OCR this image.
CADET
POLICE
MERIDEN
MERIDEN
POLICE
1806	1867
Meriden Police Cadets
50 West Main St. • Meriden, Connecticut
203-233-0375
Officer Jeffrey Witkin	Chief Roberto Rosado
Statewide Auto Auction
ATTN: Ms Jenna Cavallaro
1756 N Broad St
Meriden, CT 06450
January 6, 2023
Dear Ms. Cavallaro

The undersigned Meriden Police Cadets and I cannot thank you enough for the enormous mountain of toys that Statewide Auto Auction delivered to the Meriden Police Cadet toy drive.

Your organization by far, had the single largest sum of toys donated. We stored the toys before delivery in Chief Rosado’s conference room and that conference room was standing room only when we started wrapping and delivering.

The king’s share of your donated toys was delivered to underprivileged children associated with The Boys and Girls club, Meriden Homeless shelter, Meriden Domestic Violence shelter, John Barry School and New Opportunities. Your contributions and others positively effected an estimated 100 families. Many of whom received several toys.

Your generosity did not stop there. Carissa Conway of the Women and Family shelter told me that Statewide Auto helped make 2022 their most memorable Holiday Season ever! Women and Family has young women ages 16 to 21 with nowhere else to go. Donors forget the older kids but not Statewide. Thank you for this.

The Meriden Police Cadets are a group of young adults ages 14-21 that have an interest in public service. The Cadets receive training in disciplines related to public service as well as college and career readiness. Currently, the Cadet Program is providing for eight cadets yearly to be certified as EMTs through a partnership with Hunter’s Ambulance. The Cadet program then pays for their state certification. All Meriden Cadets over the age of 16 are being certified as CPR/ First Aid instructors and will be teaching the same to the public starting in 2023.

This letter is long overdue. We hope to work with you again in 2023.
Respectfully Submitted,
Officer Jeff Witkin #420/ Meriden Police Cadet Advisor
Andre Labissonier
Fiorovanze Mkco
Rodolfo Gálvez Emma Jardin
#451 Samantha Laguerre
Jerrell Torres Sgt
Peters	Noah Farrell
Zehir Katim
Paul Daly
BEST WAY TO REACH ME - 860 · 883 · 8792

········

[REQUIREMENT] Search the data for "Officer". Copy every matching line.

[ANSWER TO THIS EXERCISE]
Officer Jeffrey Witkin	Chief Roberto Rosado
Officer Jeff Witkin #420/ Meriden Police Cadet Advisor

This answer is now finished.